> [What is expected]:
Reproduce every line in the listing that contains the word "chevron".

--- start ---

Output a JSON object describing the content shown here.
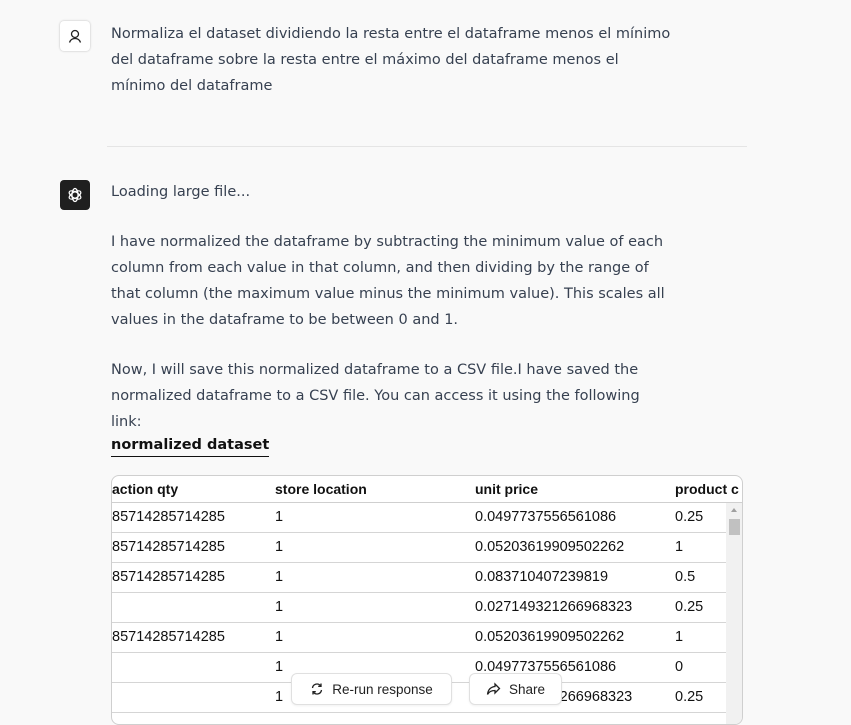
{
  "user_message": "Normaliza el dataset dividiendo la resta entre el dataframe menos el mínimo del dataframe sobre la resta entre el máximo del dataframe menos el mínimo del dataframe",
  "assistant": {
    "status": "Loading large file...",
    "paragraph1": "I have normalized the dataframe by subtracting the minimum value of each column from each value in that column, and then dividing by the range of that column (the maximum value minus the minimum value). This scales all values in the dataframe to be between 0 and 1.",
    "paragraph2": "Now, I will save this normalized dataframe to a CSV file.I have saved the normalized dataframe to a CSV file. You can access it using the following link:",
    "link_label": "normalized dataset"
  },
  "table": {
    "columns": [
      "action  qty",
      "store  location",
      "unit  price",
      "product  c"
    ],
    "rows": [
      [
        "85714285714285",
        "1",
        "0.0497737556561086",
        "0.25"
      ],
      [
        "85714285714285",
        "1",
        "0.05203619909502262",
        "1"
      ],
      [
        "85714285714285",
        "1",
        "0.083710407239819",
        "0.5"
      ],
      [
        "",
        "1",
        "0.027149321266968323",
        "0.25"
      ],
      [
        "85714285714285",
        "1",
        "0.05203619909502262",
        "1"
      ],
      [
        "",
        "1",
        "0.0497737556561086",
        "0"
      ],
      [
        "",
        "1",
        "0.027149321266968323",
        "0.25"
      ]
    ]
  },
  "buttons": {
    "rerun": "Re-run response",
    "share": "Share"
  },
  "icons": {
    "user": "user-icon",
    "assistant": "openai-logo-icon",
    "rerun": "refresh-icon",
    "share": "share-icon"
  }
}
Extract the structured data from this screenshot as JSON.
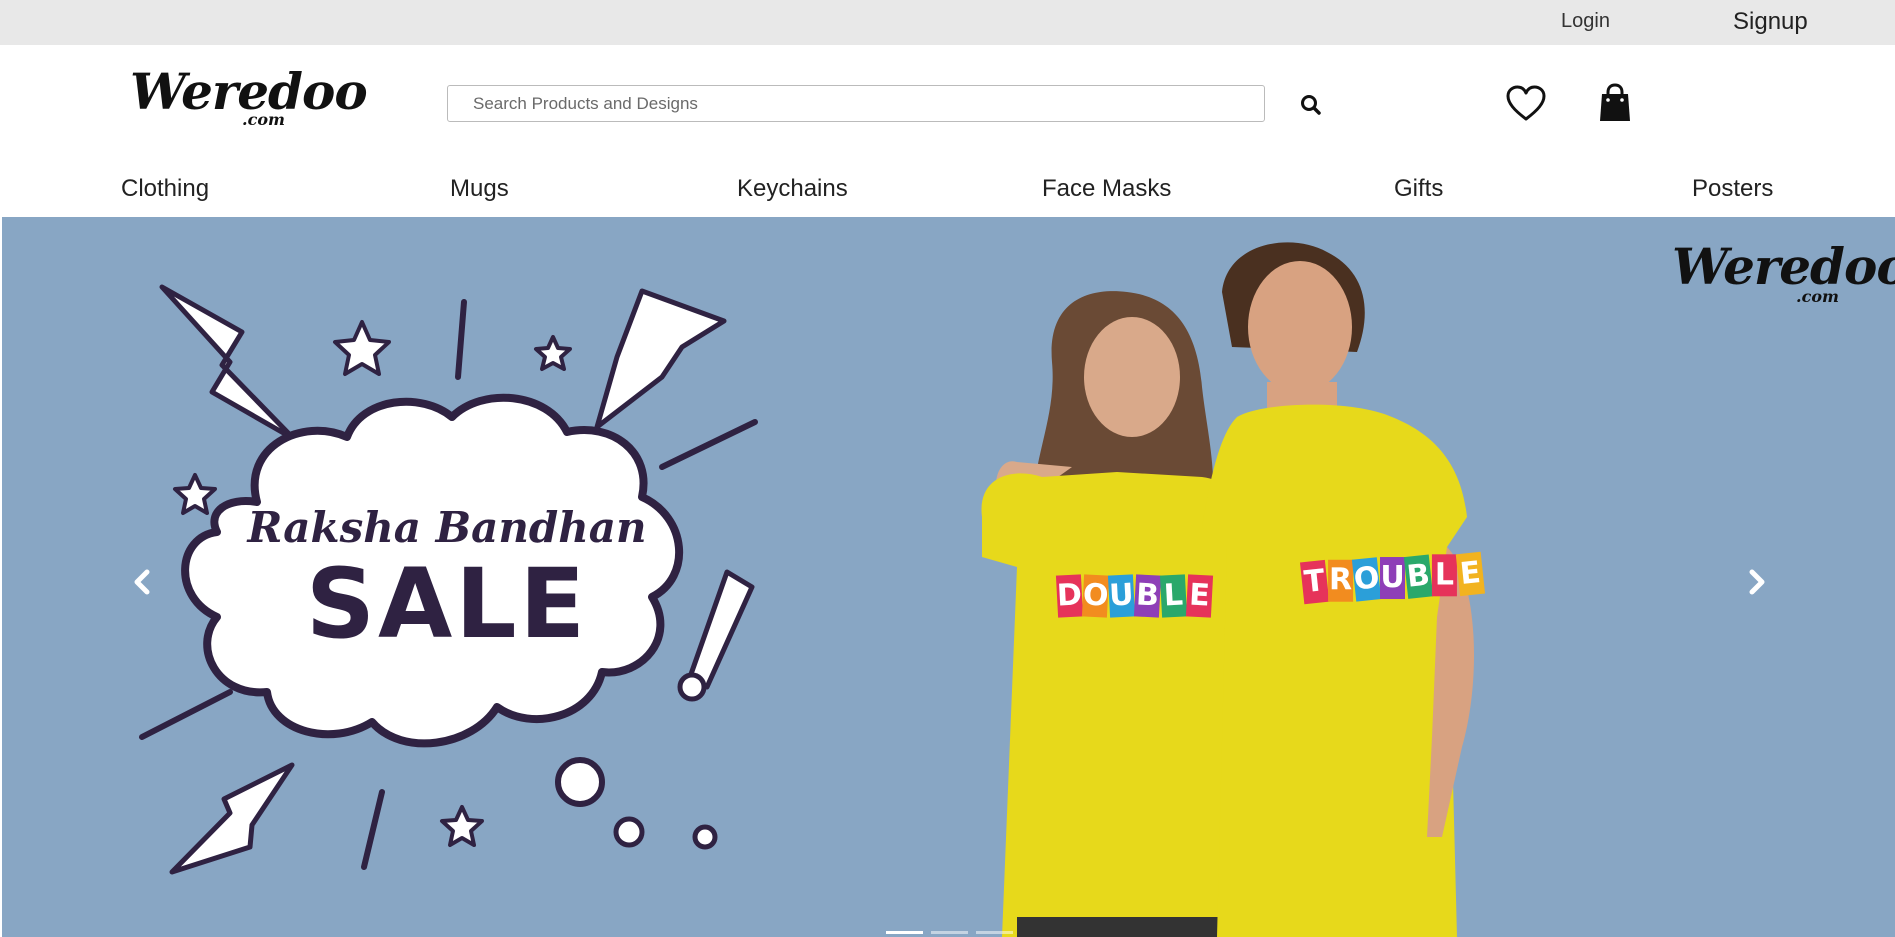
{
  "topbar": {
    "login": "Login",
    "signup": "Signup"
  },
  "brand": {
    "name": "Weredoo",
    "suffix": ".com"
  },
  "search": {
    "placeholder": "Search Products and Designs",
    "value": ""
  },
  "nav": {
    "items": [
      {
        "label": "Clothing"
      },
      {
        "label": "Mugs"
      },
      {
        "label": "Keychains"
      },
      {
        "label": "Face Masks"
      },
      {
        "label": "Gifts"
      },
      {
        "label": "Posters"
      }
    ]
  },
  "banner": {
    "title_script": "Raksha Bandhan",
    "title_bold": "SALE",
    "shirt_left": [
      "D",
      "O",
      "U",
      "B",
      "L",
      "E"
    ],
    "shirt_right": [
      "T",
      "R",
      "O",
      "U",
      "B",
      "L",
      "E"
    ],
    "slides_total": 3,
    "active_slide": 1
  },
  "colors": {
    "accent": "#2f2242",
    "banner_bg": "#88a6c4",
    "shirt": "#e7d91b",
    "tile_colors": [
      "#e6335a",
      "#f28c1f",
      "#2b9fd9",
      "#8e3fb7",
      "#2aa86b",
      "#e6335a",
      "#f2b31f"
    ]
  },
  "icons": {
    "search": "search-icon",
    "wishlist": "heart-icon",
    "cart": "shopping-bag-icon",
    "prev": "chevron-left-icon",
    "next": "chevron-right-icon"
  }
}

--- end ---

> [Written solution]:
    "prev": "chevron-left-icon",
    "next": "chevron-right-icon"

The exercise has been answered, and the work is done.